[Begin Data shown]

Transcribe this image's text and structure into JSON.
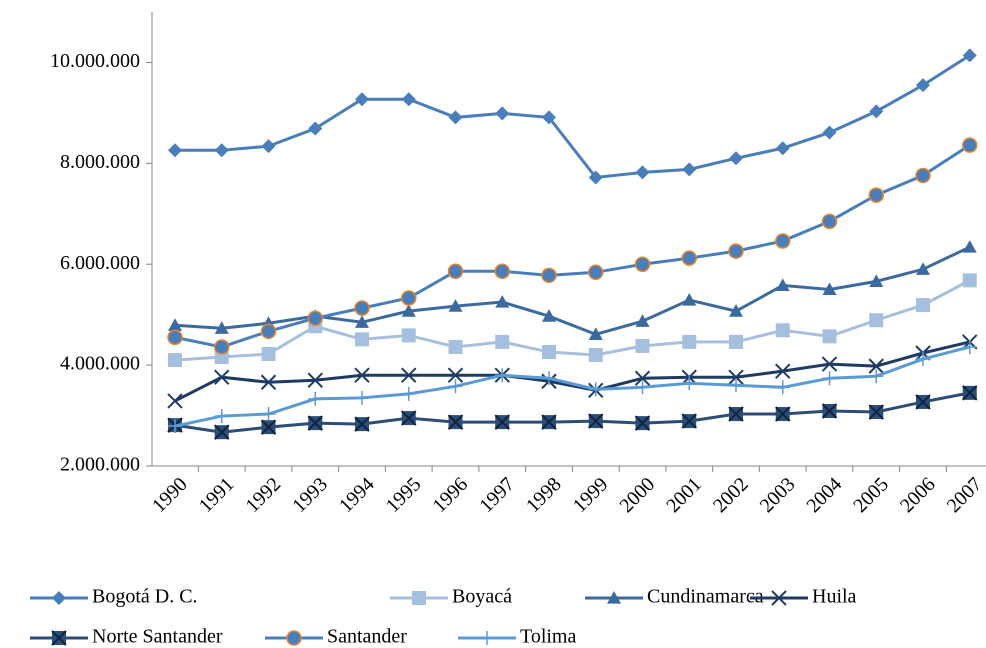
{
  "chart_data": {
    "type": "line",
    "categories": [
      "1990",
      "1991",
      "1992",
      "1993",
      "1994",
      "1995",
      "1996",
      "1997",
      "1998",
      "1999",
      "2000",
      "2001",
      "2002",
      "2003",
      "2004",
      "2005",
      "2006",
      "2007"
    ],
    "ylim": [
      2000000,
      11000000
    ],
    "yticks": [
      {
        "value": 2000000,
        "label": "2.000.000"
      },
      {
        "value": 4000000,
        "label": "4.000.000"
      },
      {
        "value": 6000000,
        "label": "6.000.000"
      },
      {
        "value": 8000000,
        "label": "8.000.000"
      },
      {
        "value": 10000000,
        "label": "10.000.000"
      }
    ],
    "grid": false,
    "legend": "bottom",
    "series": [
      {
        "name": "Bogotá D. C.",
        "color": "#4a7ebb",
        "marker": "diamond",
        "values": [
          8260000,
          8260000,
          8340000,
          8690000,
          9270000,
          9270000,
          8910000,
          8990000,
          8910000,
          7720000,
          7820000,
          7880000,
          8100000,
          8300000,
          8610000,
          9030000,
          9550000,
          10140000
        ]
      },
      {
        "name": "Boyacá",
        "color": "#a7bfde",
        "marker": "square",
        "values": [
          4100000,
          4160000,
          4220000,
          4770000,
          4510000,
          4590000,
          4360000,
          4460000,
          4260000,
          4200000,
          4380000,
          4460000,
          4460000,
          4690000,
          4570000,
          4890000,
          5190000,
          5680000
        ]
      },
      {
        "name": "Cundinamarca",
        "color": "#3d6a9e",
        "marker": "triangle",
        "values": [
          4790000,
          4730000,
          4830000,
          4970000,
          4850000,
          5070000,
          5170000,
          5250000,
          4970000,
          4610000,
          4870000,
          5290000,
          5070000,
          5580000,
          5500000,
          5660000,
          5900000,
          6340000
        ]
      },
      {
        "name": "Huila",
        "color": "#1f3b63",
        "marker": "x",
        "values": [
          3290000,
          3760000,
          3660000,
          3700000,
          3800000,
          3800000,
          3800000,
          3800000,
          3680000,
          3500000,
          3740000,
          3760000,
          3760000,
          3880000,
          4020000,
          3980000,
          4240000,
          4460000
        ]
      },
      {
        "name": "Norte Santander",
        "color": "#2c4d75",
        "marker": "boxx",
        "values": [
          2810000,
          2670000,
          2770000,
          2850000,
          2830000,
          2950000,
          2870000,
          2870000,
          2870000,
          2890000,
          2850000,
          2890000,
          3030000,
          3030000,
          3090000,
          3070000,
          3270000,
          3450000
        ]
      },
      {
        "name": "Santander",
        "color": "#4a7ebb",
        "marker": "circle",
        "values": [
          4550000,
          4360000,
          4670000,
          4930000,
          5130000,
          5330000,
          5860000,
          5860000,
          5780000,
          5840000,
          6000000,
          6120000,
          6260000,
          6460000,
          6850000,
          7370000,
          7760000,
          8360000
        ]
      },
      {
        "name": "Tolima",
        "color": "#5b9bd5",
        "marker": "plus",
        "values": [
          2790000,
          2990000,
          3030000,
          3330000,
          3350000,
          3430000,
          3580000,
          3800000,
          3740000,
          3520000,
          3560000,
          3640000,
          3600000,
          3560000,
          3740000,
          3780000,
          4120000,
          4360000
        ]
      }
    ]
  }
}
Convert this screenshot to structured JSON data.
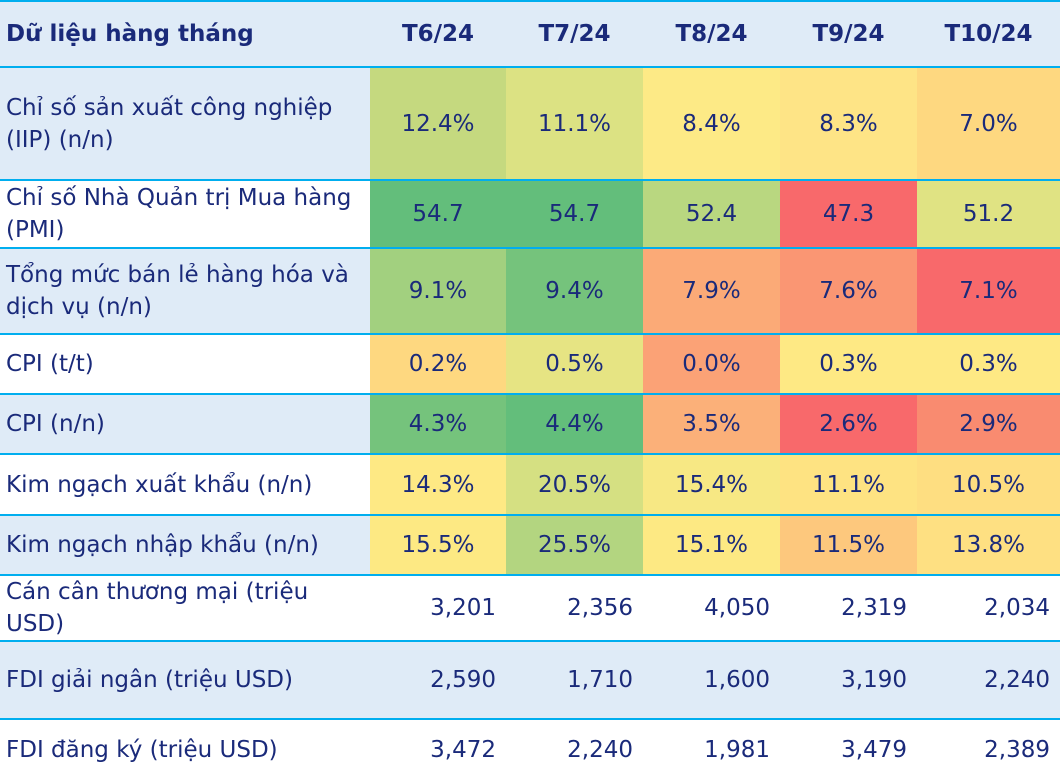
{
  "chart_data": {
    "type": "heatmap",
    "header_label": "Dữ liệu hàng tháng",
    "columns": [
      "T6/24",
      "T7/24",
      "T8/24",
      "T9/24",
      "T10/24"
    ],
    "rows": [
      {
        "label": "Chỉ số sản xuất công nghiệp (IIP) (n/n)",
        "values": [
          "12.4%",
          "11.1%",
          "8.4%",
          "8.3%",
          "7.0%"
        ],
        "colors": [
          "#c5d97f",
          "#dce283",
          "#fdea86",
          "#fee486",
          "#fed880"
        ]
      },
      {
        "label": "Chỉ số Nhà Quản trị Mua hàng (PMI)",
        "values": [
          "54.7",
          "54.7",
          "52.4",
          "47.3",
          "51.2"
        ],
        "colors": [
          "#63be7b",
          "#63be7b",
          "#b9d780",
          "#f8696b",
          "#e0e383"
        ]
      },
      {
        "label": "Tổng mức bán lẻ hàng hóa và dịch vụ (n/n)",
        "values": [
          "9.1%",
          "9.4%",
          "7.9%",
          "7.6%",
          "7.1%"
        ],
        "colors": [
          "#a2d07f",
          "#75c37c",
          "#fbaa77",
          "#fa9673",
          "#f8696b"
        ]
      },
      {
        "label": "CPI (t/t)",
        "values": [
          "0.2%",
          "0.5%",
          "0.0%",
          "0.3%",
          "0.3%"
        ],
        "colors": [
          "#fed880",
          "#e6e483",
          "#fba276",
          "#fee984",
          "#fee984"
        ]
      },
      {
        "label": "CPI (n/n)",
        "values": [
          "4.3%",
          "4.4%",
          "3.5%",
          "2.6%",
          "2.9%"
        ],
        "colors": [
          "#75c37c",
          "#63be7b",
          "#fbb079",
          "#f8696b",
          "#f98b70"
        ]
      },
      {
        "label": "Kim ngạch xuất khẩu (n/n)",
        "values": [
          "14.3%",
          "20.5%",
          "15.4%",
          "11.1%",
          "10.5%"
        ],
        "colors": [
          "#fee984",
          "#d5e082",
          "#f7e884",
          "#fee382",
          "#fede81"
        ]
      },
      {
        "label": "Kim ngạch nhập khẩu (n/n)",
        "values": [
          "15.5%",
          "25.5%",
          "15.1%",
          "11.5%",
          "13.8%"
        ],
        "colors": [
          "#fde983",
          "#b3d580",
          "#fde983",
          "#fdc87d",
          "#fee082"
        ]
      },
      {
        "label": "Cán cân thương mại (triệu USD)",
        "values": [
          "3,201",
          "2,356",
          "4,050",
          "2,319",
          "2,034"
        ],
        "colors": null
      },
      {
        "label": "FDI giải ngân (triệu USD)",
        "values": [
          "2,590",
          "1,710",
          "1,600",
          "3,190",
          "2,240"
        ],
        "colors": null
      },
      {
        "label": "FDI đăng ký (triệu USD)",
        "values": [
          "3,472",
          "2,240",
          "1,981",
          "3,479",
          "2,389"
        ],
        "colors": null
      }
    ]
  }
}
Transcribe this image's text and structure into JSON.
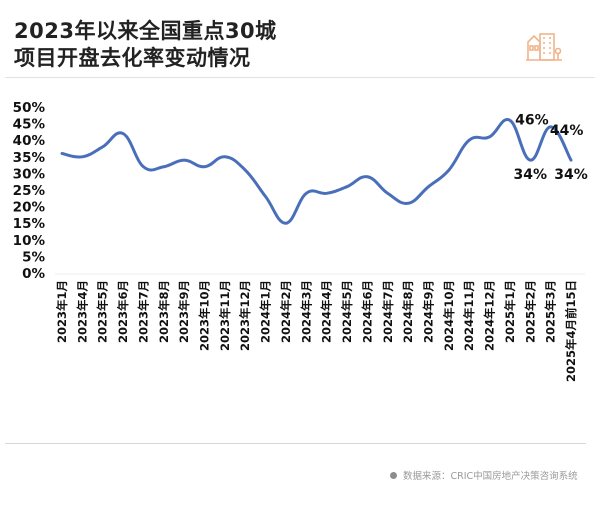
{
  "header": {
    "title_line1": "2023年以来全国重点30城",
    "title_line2": "项目开盘去化率变动情况",
    "logo_icon": "city-buildings-icon"
  },
  "footer": {
    "source": "数据来源：CRIC中国房地产决策咨询系统"
  },
  "colors": {
    "line": "#4a6fba",
    "logo": "#f0b48a",
    "text": "#111111",
    "source_text": "#9a9a9a"
  },
  "chart_data": {
    "type": "line",
    "title": "2023年以来全国重点30城项目开盘去化率变动情况",
    "xlabel": "",
    "ylabel": "",
    "ylim": [
      0,
      50
    ],
    "yticks": [
      "0%",
      "5%",
      "10%",
      "15%",
      "20%",
      "25%",
      "30%",
      "35%",
      "40%",
      "45%",
      "50%"
    ],
    "grid": false,
    "legend": null,
    "categories": [
      "2023年1月",
      "2023年4月",
      "2023年5月",
      "2023年6月",
      "2023年7月",
      "2023年8月",
      "2023年9月",
      "2023年10月",
      "2023年11月",
      "2023年12月",
      "2024年1月",
      "2024年2月",
      "2024年3月",
      "2024年4月",
      "2024年5月",
      "2024年6月",
      "2024年7月",
      "2024年8月",
      "2024年9月",
      "2024年10月",
      "2024年11月",
      "2024年12月",
      "2025年1月",
      "2025年2月",
      "2025年3月",
      "2025年4月前15日"
    ],
    "series": [
      {
        "name": "开盘去化率",
        "values": [
          36,
          35,
          38,
          42,
          32,
          32,
          34,
          32,
          35,
          31,
          23,
          15,
          24,
          24,
          26,
          29,
          24,
          21,
          26,
          31,
          40,
          41,
          46,
          34,
          44,
          34
        ]
      }
    ],
    "annotations": [
      {
        "category": "2025年1月",
        "label": "46%"
      },
      {
        "category": "2025年2月",
        "label": "34%"
      },
      {
        "category": "2025年3月",
        "label": "44%"
      },
      {
        "category": "2025年4月前15日",
        "label": "34%"
      }
    ]
  }
}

[End Data shown]

◆ **Exercise instructions**
Your answer should be one number: how many lines of the listing include the word "category".

◆ **Response to this exercise**
4